**Given problem:** Transcribe each line exactly.

**Material to process:**
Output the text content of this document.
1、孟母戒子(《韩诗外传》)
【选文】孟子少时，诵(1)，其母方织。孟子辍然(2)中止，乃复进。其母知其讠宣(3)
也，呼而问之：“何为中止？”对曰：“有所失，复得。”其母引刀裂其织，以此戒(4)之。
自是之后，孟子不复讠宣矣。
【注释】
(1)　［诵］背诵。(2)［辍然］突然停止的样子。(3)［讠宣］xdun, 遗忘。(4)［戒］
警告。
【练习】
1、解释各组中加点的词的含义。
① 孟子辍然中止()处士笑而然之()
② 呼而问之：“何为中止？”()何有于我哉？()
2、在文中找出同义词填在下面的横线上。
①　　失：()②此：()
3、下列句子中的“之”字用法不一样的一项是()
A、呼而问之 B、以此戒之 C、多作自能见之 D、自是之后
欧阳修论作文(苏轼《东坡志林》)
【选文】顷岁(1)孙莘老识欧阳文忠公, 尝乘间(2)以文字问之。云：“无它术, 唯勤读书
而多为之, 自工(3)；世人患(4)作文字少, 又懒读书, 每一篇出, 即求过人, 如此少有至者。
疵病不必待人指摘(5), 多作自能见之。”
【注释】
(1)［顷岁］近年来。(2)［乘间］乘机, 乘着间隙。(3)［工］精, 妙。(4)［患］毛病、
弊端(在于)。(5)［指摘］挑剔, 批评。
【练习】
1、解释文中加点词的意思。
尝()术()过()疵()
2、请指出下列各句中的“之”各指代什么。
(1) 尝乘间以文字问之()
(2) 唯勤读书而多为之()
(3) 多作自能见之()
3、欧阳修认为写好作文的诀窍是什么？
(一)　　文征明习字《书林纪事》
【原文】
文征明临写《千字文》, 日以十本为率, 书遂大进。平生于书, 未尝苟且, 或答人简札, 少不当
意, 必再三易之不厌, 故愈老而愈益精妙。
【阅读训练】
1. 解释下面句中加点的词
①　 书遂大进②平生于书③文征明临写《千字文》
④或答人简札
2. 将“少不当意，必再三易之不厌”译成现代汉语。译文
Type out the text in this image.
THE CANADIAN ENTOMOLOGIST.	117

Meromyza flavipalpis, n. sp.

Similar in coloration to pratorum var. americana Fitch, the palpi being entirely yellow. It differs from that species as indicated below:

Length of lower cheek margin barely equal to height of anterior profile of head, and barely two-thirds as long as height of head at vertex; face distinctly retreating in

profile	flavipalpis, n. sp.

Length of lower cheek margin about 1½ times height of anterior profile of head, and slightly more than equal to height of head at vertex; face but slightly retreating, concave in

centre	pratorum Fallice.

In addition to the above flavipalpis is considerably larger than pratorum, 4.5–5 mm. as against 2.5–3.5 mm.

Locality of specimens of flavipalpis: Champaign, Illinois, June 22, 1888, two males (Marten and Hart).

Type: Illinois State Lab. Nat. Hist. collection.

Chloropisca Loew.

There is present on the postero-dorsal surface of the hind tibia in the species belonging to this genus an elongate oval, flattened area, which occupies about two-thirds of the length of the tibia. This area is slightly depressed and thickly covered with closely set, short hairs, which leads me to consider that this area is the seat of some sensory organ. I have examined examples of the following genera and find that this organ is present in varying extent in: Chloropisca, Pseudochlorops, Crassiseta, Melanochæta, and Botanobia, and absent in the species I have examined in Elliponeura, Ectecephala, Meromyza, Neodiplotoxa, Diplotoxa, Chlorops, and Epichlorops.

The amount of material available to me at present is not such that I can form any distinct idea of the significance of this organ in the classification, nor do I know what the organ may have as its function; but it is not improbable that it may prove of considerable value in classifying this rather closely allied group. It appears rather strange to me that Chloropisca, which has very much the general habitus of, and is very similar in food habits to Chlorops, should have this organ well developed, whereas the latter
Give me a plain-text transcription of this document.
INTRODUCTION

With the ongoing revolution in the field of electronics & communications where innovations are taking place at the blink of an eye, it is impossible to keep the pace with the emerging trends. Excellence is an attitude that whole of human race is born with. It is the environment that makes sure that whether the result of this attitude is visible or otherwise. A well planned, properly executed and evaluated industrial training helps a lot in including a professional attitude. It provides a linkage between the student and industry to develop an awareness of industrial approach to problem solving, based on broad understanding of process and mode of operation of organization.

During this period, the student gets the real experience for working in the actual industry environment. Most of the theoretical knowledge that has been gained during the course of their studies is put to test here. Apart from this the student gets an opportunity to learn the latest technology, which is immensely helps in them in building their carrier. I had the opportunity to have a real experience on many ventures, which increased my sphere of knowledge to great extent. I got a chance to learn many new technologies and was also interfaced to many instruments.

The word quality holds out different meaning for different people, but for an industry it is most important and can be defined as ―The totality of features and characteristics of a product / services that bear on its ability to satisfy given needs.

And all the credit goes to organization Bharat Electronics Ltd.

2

**Task response:**
Output the text content of this document.
1、孟母戒子(《韩诗外传》)
【选文】孟子少时，诵(1)，其母方织。孟子辍然(2)中止，乃复进。其母知其讠宣(3)
也，呼而问之：“何为中止？”对曰：“有所失，复得。”其母引刀裂其织，以此戒(4)之。
自是之后，孟子不复讠宣矣。
【注释】
(1)　［诵］背诵。(2)［辍然］突然停止的样子。(3)［讠宣］xdun, 遗忘。(4)［戒］
警告。
【练习】
1、解释各组中加点的词的含义。
① 孟子辍然中止()处士笑而然之()
② 呼而问之：“何为中止？”()何有于我哉？()
2、在文中找出同义词填在下面的横线上。
①　　失：()②此：()
3、下列句子中的“之”字用法不一样的一项是()
A、呼而问之 B、以此戒之 C、多作自能见之 D、自是之后
欧阳修论作文(苏轼《东坡志林》)
【选文】顷岁(1)孙莘老识欧阳文忠公, 尝乘间(2)以文字问之。云：“无它术, 唯勤读书
而多为之, 自工(3)；世人患(4)作文字少, 又懒读书, 每一篇出, 即求过人, 如此少有至者。
疵病不必待人指摘(5), 多作自能见之。”
【注释】
(1)［顷岁］近年来。(2)［乘间］乘机, 乘着间隙。(3)［工］精, 妙。(4)［患］毛病、
弊端(在于)。(5)［指摘］挑剔, 批评。
【练习】
1、解释文中加点词的意思。
尝()术()过()疵()
2、请指出下列各句中的“之”各指代什么。
(1) 尝乘间以文字问之()
(2) 唯勤读书而多为之()
(3) 多作自能见之()
3、欧阳修认为写好作文的诀窍是什么？
(一)　　文征明习字《书林纪事》
【原文】
文征明临写《千字文》, 日以十本为率, 书遂大进。平生于书, 未尝苟且, 或答人简札, 少不当
意, 必再三易之不厌, 故愈老而愈益精妙。
【阅读训练】
1. 解释下面句中加点的词
①　 书遂大进②平生于书③文征明临写《千字文》
④或答人简札
2. 将“少不当意，必再三易之不厌”译成现代汉语。译文
Type out the text in this image.
THE CANADIAN ENTOMOLOGIST.	117

Meromyza flavipalpis, n. sp.

Similar in coloration to pratorum var. americana Fitch, the palpi being entirely yellow. It differs from that species as indicated below:

Length of lower cheek margin barely equal to height of anterior profile of head, and barely two-thirds as long as height of head at vertex; face distinctly retreating in

profile	flavipalpis, n. sp.

Length of lower cheek margin about 1½ times height of anterior profile of head, and slightly more than equal to height of head at vertex; face but slightly retreating, concave in

centre	pratorum Fallice.

In addition to the above flavipalpis is considerably larger than pratorum, 4.5–5 mm. as against 2.5–3.5 mm.

Locality of specimens of flavipalpis: Champaign, Illinois, June 22, 1888, two males (Marten and Hart).

Type: Illinois State Lab. Nat. Hist. collection.

Chloropisca Loew.

There is present on the postero-dorsal surface of the hind tibia in the species belonging to this genus an elongate oval, flattened area, which occupies about two-thirds of the length of the tibia. This area is slightly depressed and thickly covered with closely set, short hairs, which leads me to consider that this area is the seat of some sensory organ. I have examined examples of the following genera and find that this organ is present in varying extent in: Chloropisca, Pseudochlorops, Crassiseta, Melanochæta, and Botanobia, and absent in the species I have examined in Elliponeura, Ectecephala, Meromyza, Neodiplotoxa, Diplotoxa, Chlorops, and Epichlorops.

The amount of material available to me at present is not such that I can form any distinct idea of the significance of this organ in the classification, nor do I know what the organ may have as its function; but it is not improbable that it may prove of considerable value in classifying this rather closely allied group. It appears rather strange to me that Chloropisca, which has very much the general habitus of, and is very similar in food habits to Chlorops, should have this organ well developed, whereas the latter
Give me a plain-text transcription of this document.
INTRODUCTION

With the ongoing revolution in the field of electronics & communications where innovations are taking place at the blink of an eye, it is impossible to keep the pace with the emerging trends. Excellence is an attitude that whole of human race is born with. It is the environment that makes sure that whether the result of this attitude is visible or otherwise. A well planned, properly executed and evaluated industrial training helps a lot in including a professional attitude. It provides a linkage between the student and industry to develop an awareness of industrial approach to problem solving, based on broad understanding of process and mode of operation of organization.

During this period, the student gets the real experience for working in the actual industry environment. Most of the theoretical knowledge that has been gained during the course of their studies is put to test here. Apart from this the student gets an opportunity to learn the latest technology, which is immensely helps in them in building their carrier. I had the opportunity to have a real experience on many ventures, which increased my sphere of knowledge to great extent. I got a chance to learn many new technologies and was also interfaced to many instruments.

The word quality holds out different meaning for different people, but for an industry it is most important and can be defined as ―The totality of features and characteristics of a product / services that bear on its ability to satisfy given needs.

And all the credit goes to organization Bharat Electronics Ltd.

2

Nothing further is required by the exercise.